[BEGIN]

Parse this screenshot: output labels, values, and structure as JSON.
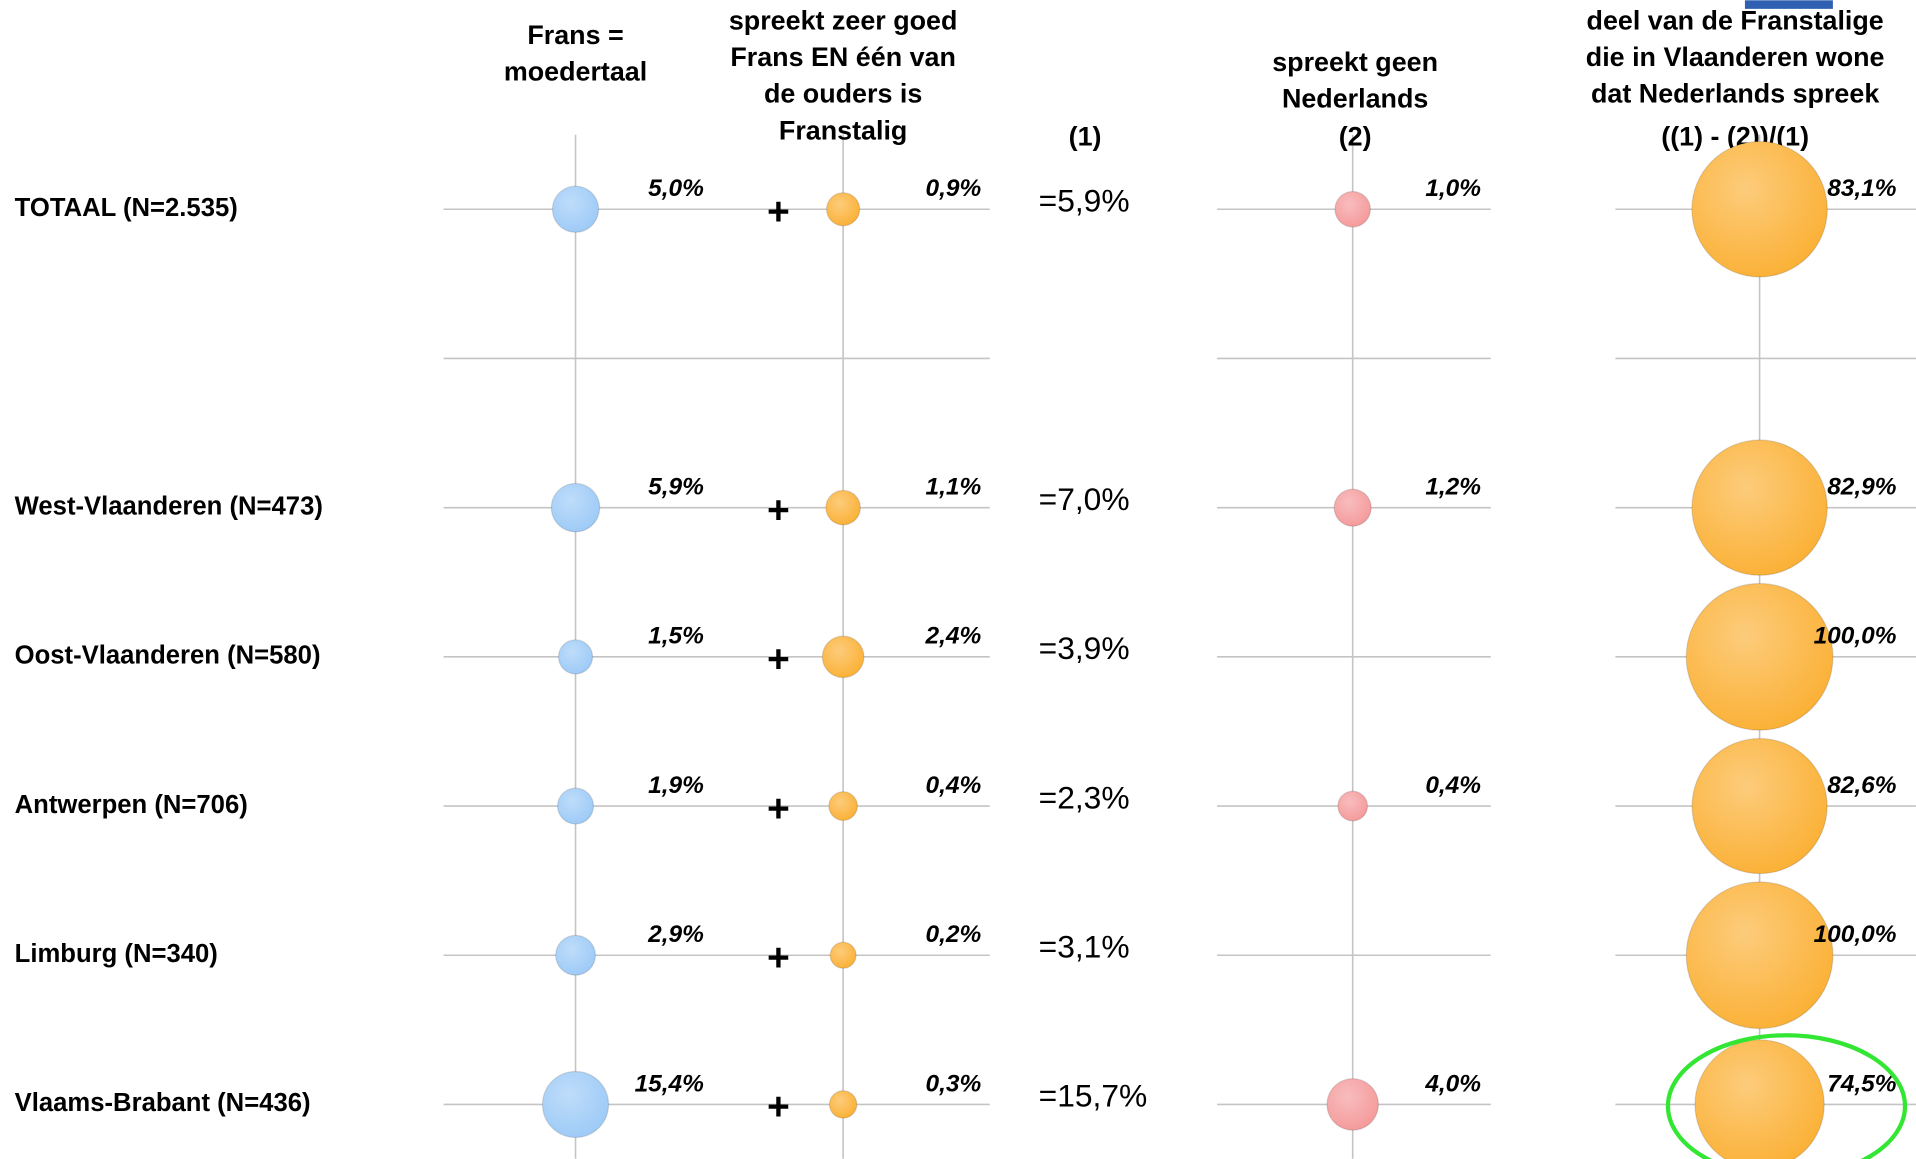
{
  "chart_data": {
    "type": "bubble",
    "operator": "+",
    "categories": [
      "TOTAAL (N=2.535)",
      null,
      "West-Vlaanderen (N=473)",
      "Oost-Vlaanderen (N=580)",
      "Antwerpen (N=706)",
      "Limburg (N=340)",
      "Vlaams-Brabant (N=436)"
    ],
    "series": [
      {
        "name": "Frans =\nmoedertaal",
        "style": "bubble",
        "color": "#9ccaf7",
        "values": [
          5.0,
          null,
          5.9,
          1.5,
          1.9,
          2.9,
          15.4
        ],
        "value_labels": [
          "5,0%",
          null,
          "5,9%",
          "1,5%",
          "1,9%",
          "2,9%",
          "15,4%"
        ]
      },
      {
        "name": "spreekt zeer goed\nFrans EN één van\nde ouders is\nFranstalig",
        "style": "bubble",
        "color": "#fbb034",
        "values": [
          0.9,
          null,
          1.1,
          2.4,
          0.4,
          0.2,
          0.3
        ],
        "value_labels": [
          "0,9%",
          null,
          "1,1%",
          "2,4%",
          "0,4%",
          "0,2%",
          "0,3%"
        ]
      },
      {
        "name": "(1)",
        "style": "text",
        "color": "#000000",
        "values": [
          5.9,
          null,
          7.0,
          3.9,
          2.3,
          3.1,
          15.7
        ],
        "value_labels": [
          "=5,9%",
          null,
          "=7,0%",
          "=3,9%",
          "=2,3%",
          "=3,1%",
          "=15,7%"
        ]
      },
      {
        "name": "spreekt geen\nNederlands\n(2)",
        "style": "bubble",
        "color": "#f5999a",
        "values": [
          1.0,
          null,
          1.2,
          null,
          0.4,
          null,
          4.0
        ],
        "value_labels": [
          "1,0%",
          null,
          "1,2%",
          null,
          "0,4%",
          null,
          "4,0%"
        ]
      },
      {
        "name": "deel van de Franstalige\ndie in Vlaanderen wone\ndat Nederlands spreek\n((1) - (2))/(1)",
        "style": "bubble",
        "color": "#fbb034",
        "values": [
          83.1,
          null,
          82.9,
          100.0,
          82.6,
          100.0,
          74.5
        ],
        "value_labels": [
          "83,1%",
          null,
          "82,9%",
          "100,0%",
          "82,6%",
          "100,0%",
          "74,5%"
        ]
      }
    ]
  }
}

[END]

§ SET PROBLEM:
Select all lines in the listing above where the word "spreekt" appears, and show them.

§ RESULT FOR THIS EXERCISE:
        "name": "spreekt zeer goed\nFrans EN één van\nde ouders is\nFranstalig",
        "name": "spreekt geen\nNederlands\n(2)",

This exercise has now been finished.